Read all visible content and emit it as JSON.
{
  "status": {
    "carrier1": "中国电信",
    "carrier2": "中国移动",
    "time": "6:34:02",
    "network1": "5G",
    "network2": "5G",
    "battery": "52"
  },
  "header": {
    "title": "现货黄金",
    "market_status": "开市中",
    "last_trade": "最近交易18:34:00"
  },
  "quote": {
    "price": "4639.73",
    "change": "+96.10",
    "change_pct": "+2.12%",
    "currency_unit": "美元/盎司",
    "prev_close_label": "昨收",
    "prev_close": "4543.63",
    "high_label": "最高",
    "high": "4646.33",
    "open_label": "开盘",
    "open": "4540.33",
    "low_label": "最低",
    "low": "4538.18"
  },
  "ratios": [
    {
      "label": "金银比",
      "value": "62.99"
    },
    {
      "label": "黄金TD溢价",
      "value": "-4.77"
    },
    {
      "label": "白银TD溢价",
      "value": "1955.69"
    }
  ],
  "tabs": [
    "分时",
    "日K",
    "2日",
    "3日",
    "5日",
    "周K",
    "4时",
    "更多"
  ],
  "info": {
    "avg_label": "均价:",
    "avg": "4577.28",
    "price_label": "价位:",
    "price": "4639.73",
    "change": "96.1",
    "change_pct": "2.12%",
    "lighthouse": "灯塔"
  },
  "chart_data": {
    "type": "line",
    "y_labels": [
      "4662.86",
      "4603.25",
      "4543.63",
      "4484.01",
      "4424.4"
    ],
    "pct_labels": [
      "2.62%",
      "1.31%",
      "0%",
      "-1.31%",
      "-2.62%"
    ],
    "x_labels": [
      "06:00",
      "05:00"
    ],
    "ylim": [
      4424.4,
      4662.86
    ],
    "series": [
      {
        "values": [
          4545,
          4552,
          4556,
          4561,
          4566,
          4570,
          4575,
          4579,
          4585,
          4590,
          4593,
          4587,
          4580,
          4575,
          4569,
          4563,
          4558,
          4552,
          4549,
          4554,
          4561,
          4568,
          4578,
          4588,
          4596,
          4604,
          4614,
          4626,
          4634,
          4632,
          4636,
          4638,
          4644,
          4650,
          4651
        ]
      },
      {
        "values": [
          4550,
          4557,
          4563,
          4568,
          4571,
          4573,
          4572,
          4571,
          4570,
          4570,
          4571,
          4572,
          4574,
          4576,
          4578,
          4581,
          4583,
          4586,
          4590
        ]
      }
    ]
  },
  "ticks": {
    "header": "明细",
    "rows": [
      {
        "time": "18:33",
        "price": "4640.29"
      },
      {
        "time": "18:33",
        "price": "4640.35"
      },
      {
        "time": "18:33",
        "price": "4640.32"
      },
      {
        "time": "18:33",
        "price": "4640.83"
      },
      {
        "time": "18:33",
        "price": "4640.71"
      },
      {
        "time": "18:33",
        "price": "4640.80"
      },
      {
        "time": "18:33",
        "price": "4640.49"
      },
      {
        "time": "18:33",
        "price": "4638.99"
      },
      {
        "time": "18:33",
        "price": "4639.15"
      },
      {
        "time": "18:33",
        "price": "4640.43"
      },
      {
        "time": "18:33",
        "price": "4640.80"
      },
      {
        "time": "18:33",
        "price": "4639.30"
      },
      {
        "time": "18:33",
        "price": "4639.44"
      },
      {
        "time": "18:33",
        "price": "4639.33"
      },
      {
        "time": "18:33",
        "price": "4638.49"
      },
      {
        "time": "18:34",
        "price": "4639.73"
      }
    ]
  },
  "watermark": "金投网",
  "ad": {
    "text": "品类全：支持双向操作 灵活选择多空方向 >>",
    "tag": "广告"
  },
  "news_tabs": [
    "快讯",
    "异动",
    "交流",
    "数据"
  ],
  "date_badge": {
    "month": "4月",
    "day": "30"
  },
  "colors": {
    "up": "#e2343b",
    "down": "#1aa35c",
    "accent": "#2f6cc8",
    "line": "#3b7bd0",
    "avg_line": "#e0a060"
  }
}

### [TO BE DONE]
Every line of the records above needs to be given again exactly.

### [IN RESPONSE]
Read all visible content and emit it as JSON.
{
  "status": {
    "carrier1": "中国电信",
    "carrier2": "中国移动",
    "time": "6:34:02",
    "network1": "5G",
    "network2": "5G",
    "battery": "52"
  },
  "header": {
    "title": "现货黄金",
    "market_status": "开市中",
    "last_trade": "最近交易18:34:00"
  },
  "quote": {
    "price": "4639.73",
    "change": "+96.10",
    "change_pct": "+2.12%",
    "currency_unit": "美元/盎司",
    "prev_close_label": "昨收",
    "prev_close": "4543.63",
    "high_label": "最高",
    "high": "4646.33",
    "open_label": "开盘",
    "open": "4540.33",
    "low_label": "最低",
    "low": "4538.18"
  },
  "ratios": [
    {
      "label": "金银比",
      "value": "62.99"
    },
    {
      "label": "黄金TD溢价",
      "value": "-4.77"
    },
    {
      "label": "白银TD溢价",
      "value": "1955.69"
    }
  ],
  "tabs": [
    "分时",
    "日K",
    "2日",
    "3日",
    "5日",
    "周K",
    "4时",
    "更多"
  ],
  "info": {
    "avg_label": "均价:",
    "avg": "4577.28",
    "price_label": "价位:",
    "price": "4639.73",
    "change": "96.1",
    "change_pct": "2.12%",
    "lighthouse": "灯塔"
  },
  "chart_data": {
    "type": "line",
    "y_labels": [
      "4662.86",
      "4603.25",
      "4543.63",
      "4484.01",
      "4424.4"
    ],
    "pct_labels": [
      "2.62%",
      "1.31%",
      "0%",
      "-1.31%",
      "-2.62%"
    ],
    "x_labels": [
      "06:00",
      "05:00"
    ],
    "ylim": [
      4424.4,
      4662.86
    ],
    "series": [
      {
        "values": [
          4545,
          4552,
          4556,
          4561,
          4566,
          4570,
          4575,
          4579,
          4585,
          4590,
          4593,
          4587,
          4580,
          4575,
          4569,
          4563,
          4558,
          4552,
          4549,
          4554,
          4561,
          4568,
          4578,
          4588,
          4596,
          4604,
          4614,
          4626,
          4634,
          4632,
          4636,
          4638,
          4644,
          4650,
          4651
        ]
      },
      {
        "values": [
          4550,
          4557,
          4563,
          4568,
          4571,
          4573,
          4572,
          4571,
          4570,
          4570,
          4571,
          4572,
          4574,
          4576,
          4578,
          4581,
          4583,
          4586,
          4590
        ]
      }
    ]
  },
  "ticks": {
    "header": "明细",
    "rows": [
      {
        "time": "18:33",
        "price": "4640.29"
      },
      {
        "time": "18:33",
        "price": "4640.35"
      },
      {
        "time": "18:33",
        "price": "4640.32"
      },
      {
        "time": "18:33",
        "price": "4640.83"
      },
      {
        "time": "18:33",
        "price": "4640.71"
      },
      {
        "time": "18:33",
        "price": "4640.80"
      },
      {
        "time": "18:33",
        "price": "4640.49"
      },
      {
        "time": "18:33",
        "price": "4638.99"
      },
      {
        "time": "18:33",
        "price": "4639.15"
      },
      {
        "time": "18:33",
        "price": "4640.43"
      },
      {
        "time": "18:33",
        "price": "4640.80"
      },
      {
        "time": "18:33",
        "price": "4639.30"
      },
      {
        "time": "18:33",
        "price": "4639.44"
      },
      {
        "time": "18:33",
        "price": "4639.33"
      },
      {
        "time": "18:33",
        "price": "4638.49"
      },
      {
        "time": "18:34",
        "price": "4639.73"
      }
    ]
  },
  "watermark": "金投网",
  "ad": {
    "text": "品类全：支持双向操作 灵活选择多空方向 >>",
    "tag": "广告"
  },
  "news_tabs": [
    "快讯",
    "异动",
    "交流",
    "数据"
  ],
  "date_badge": {
    "month": "4月",
    "day": "30"
  },
  "colors": {
    "up": "#e2343b",
    "down": "#1aa35c",
    "accent": "#2f6cc8",
    "line": "#3b7bd0",
    "avg_line": "#e0a060"
  }
}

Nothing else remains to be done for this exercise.